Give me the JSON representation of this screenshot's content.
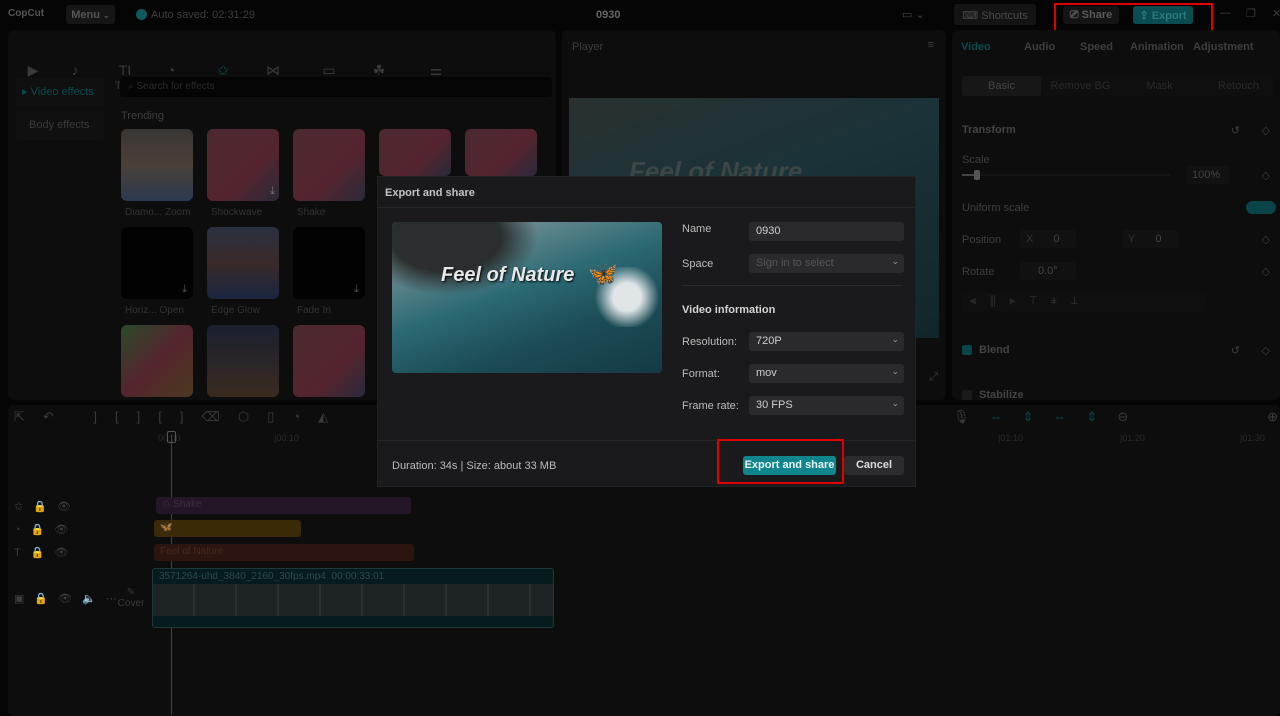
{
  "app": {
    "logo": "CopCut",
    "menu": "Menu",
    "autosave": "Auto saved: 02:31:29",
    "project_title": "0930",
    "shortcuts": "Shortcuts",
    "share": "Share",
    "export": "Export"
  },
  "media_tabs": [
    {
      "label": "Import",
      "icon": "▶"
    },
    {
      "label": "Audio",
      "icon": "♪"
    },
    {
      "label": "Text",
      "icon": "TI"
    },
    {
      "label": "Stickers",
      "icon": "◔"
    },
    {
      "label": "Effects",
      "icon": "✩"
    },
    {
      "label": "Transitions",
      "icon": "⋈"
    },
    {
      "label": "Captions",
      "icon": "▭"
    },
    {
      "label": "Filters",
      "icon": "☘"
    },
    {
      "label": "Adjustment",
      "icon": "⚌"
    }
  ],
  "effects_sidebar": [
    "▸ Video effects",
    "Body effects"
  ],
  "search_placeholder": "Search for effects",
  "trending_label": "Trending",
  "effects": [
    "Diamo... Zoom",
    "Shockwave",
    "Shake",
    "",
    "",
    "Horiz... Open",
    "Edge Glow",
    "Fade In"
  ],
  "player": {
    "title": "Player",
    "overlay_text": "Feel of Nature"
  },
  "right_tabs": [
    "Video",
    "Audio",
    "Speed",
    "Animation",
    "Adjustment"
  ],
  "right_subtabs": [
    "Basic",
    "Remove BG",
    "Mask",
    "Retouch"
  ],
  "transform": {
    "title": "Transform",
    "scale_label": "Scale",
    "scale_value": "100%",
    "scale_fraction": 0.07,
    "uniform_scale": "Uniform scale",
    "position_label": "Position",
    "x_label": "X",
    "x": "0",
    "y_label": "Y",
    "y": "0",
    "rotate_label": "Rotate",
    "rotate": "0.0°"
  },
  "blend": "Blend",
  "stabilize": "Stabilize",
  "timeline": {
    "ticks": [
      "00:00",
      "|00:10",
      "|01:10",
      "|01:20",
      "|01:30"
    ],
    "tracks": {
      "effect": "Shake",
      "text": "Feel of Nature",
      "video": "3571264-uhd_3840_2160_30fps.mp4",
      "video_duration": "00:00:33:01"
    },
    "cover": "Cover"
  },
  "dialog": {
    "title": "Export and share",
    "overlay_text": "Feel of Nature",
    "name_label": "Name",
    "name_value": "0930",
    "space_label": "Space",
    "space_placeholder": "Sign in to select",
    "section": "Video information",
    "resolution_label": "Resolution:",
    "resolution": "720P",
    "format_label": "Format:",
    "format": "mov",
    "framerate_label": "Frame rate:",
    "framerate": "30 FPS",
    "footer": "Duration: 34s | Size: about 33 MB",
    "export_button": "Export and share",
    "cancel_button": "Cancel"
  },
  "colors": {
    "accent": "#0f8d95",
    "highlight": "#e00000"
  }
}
---
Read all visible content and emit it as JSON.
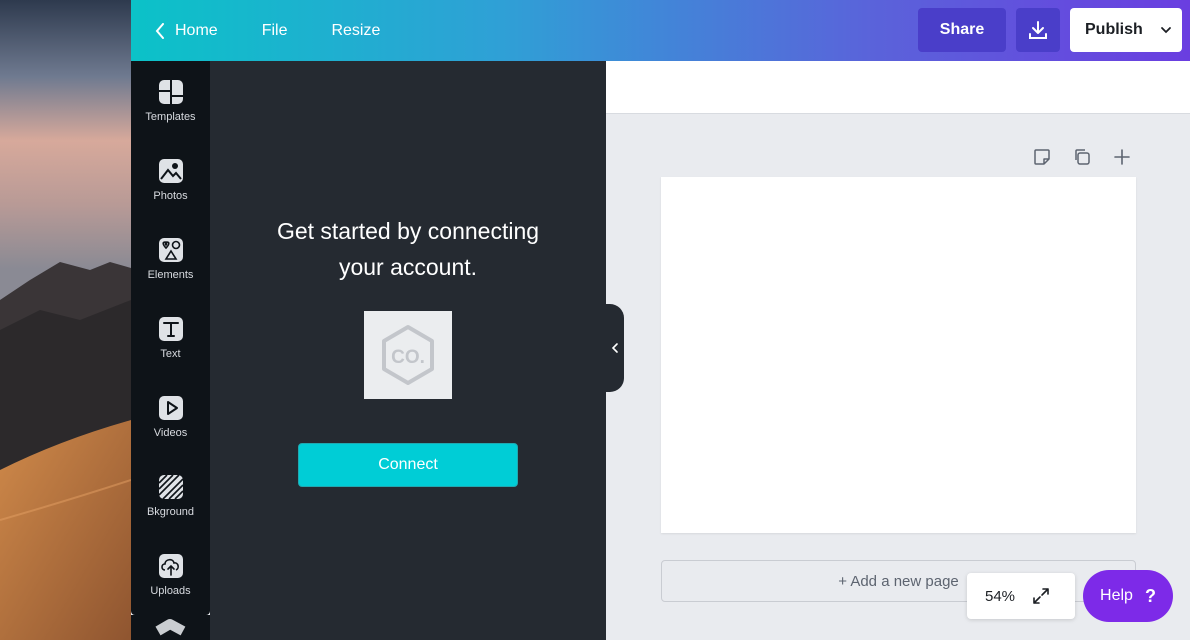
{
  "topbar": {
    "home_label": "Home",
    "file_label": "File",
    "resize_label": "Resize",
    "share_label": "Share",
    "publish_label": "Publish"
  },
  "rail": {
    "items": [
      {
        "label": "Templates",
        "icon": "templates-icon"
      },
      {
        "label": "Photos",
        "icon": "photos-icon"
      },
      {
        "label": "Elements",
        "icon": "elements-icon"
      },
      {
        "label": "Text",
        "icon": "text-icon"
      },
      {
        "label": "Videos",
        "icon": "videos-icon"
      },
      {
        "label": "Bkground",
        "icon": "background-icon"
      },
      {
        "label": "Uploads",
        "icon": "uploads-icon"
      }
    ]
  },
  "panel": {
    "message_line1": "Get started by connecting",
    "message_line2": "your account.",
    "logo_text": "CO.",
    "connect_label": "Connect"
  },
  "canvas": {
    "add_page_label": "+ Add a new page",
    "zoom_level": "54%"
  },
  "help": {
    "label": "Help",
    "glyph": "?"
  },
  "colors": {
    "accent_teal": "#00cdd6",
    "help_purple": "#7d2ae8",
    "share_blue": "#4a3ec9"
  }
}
...
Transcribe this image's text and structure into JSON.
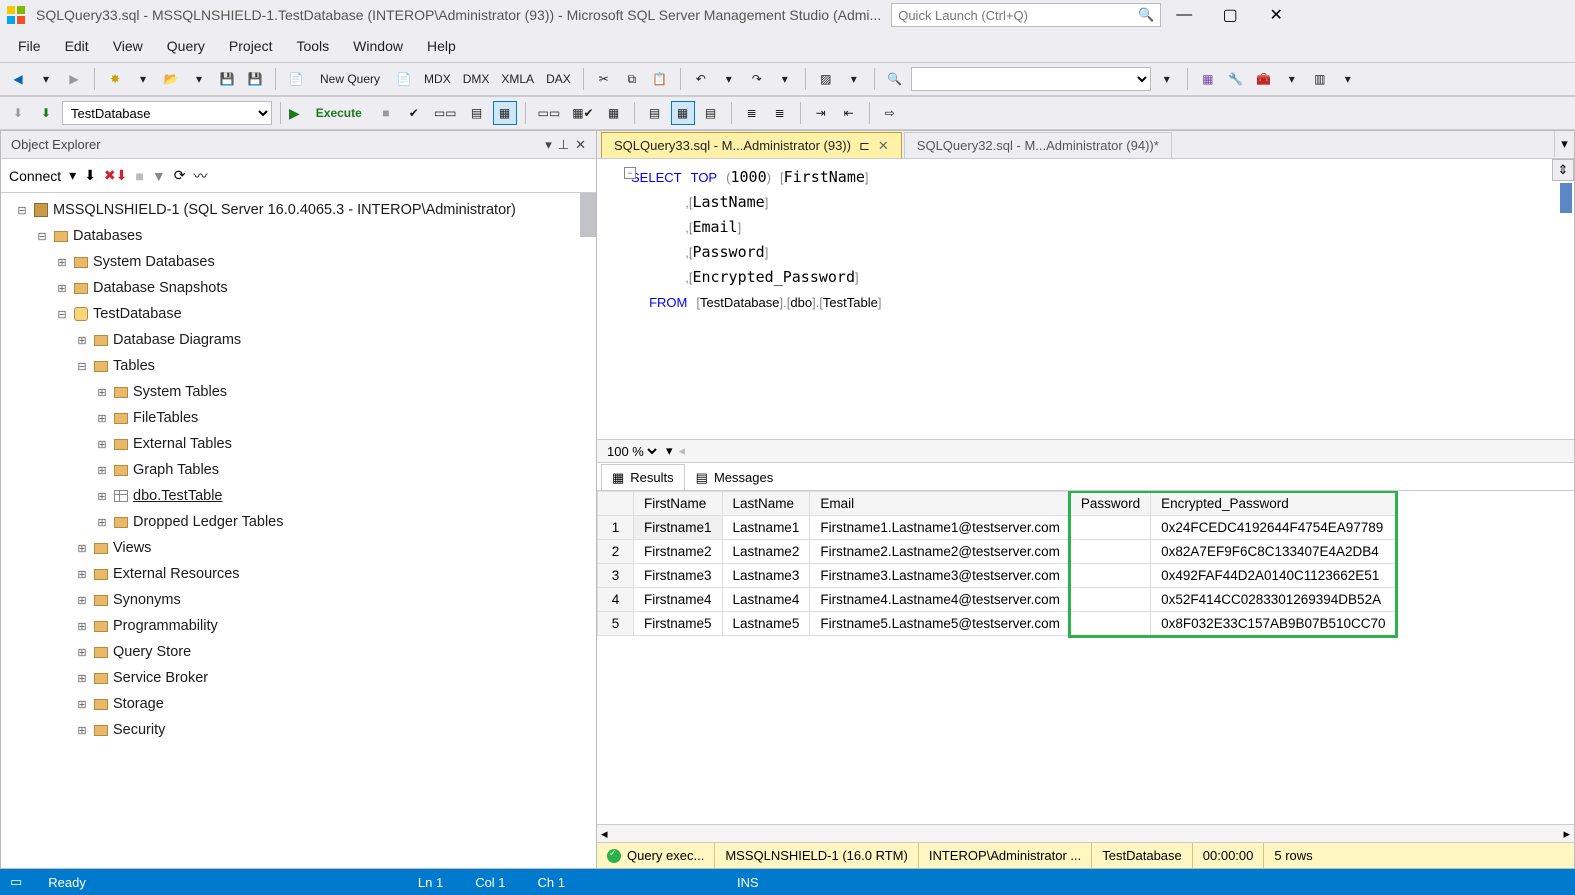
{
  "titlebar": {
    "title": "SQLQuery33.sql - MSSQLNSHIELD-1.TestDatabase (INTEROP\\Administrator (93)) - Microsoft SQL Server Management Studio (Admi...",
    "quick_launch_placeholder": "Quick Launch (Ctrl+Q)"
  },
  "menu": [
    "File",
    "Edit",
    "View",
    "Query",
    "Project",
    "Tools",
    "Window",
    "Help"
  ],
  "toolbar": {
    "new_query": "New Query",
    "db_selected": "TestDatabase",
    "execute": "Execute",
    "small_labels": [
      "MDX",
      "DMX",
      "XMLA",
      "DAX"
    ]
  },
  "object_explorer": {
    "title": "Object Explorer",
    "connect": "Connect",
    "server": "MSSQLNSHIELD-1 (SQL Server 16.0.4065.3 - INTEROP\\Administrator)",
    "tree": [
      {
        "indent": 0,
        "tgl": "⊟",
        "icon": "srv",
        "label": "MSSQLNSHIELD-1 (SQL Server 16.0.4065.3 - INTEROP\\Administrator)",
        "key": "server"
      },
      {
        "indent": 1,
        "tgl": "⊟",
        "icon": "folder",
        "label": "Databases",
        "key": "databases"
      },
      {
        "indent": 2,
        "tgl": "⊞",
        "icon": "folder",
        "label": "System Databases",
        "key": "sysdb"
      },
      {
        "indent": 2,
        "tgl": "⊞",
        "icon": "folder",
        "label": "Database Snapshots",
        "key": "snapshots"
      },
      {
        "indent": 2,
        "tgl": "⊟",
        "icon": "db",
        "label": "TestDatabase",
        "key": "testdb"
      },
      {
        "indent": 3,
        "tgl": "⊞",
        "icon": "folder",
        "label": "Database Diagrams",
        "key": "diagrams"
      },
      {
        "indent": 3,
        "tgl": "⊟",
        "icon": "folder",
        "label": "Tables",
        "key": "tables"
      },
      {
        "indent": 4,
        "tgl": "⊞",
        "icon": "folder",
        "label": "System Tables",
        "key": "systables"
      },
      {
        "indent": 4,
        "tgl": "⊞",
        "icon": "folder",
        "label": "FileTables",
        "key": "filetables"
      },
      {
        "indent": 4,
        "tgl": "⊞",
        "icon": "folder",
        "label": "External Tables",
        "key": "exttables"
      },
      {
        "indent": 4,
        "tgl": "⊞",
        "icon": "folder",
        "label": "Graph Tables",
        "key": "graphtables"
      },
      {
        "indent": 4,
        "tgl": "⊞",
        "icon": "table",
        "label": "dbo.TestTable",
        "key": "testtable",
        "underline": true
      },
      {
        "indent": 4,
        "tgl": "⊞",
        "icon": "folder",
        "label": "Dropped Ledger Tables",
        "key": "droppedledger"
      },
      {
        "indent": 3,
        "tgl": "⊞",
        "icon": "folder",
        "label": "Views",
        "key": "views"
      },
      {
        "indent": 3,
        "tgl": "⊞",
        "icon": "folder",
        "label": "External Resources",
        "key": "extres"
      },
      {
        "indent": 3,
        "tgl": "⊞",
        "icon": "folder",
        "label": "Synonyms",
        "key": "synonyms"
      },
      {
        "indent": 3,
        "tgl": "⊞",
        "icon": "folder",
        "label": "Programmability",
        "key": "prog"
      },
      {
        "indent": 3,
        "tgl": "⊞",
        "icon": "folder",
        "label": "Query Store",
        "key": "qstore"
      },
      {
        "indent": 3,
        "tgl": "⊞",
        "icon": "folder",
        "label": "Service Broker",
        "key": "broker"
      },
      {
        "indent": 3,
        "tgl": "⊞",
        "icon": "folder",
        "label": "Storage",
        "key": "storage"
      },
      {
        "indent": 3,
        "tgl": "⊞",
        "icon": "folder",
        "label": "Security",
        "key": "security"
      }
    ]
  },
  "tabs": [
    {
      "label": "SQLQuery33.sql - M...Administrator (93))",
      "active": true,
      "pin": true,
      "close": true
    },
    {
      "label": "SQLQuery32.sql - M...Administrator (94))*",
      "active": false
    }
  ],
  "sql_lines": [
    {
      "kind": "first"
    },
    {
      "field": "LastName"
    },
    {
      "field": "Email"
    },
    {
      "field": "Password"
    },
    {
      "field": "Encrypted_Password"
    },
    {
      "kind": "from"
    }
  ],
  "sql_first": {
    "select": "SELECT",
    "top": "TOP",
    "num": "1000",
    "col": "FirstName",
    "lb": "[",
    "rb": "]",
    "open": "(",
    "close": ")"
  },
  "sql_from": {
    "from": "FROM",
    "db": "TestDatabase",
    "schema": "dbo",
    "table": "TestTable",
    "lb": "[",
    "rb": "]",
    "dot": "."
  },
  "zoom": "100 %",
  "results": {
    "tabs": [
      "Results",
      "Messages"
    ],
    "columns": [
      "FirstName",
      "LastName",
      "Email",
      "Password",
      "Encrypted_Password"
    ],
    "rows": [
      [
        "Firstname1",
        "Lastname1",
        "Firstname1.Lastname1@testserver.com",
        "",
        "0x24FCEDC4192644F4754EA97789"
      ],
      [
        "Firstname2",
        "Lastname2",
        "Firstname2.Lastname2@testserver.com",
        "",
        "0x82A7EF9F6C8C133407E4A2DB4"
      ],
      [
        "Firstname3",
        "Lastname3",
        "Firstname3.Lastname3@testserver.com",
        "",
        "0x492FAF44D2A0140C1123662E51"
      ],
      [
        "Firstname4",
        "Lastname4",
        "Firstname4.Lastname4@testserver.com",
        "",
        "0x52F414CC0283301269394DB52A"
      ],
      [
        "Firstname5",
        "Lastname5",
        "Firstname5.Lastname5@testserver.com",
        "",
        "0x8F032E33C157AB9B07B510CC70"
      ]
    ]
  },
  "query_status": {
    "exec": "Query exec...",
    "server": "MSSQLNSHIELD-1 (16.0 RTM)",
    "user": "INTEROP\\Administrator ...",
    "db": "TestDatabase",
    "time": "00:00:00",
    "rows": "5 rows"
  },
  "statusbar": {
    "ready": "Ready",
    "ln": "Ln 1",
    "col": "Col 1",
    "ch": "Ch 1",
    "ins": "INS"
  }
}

## Your task
Pull out all lines from the listing that contain the string "Feel".

## Written solution
    "overlay_text": "Feel of Nature"
      "text": "Feel of Nature",
    "overlay_text": "Feel of Nature",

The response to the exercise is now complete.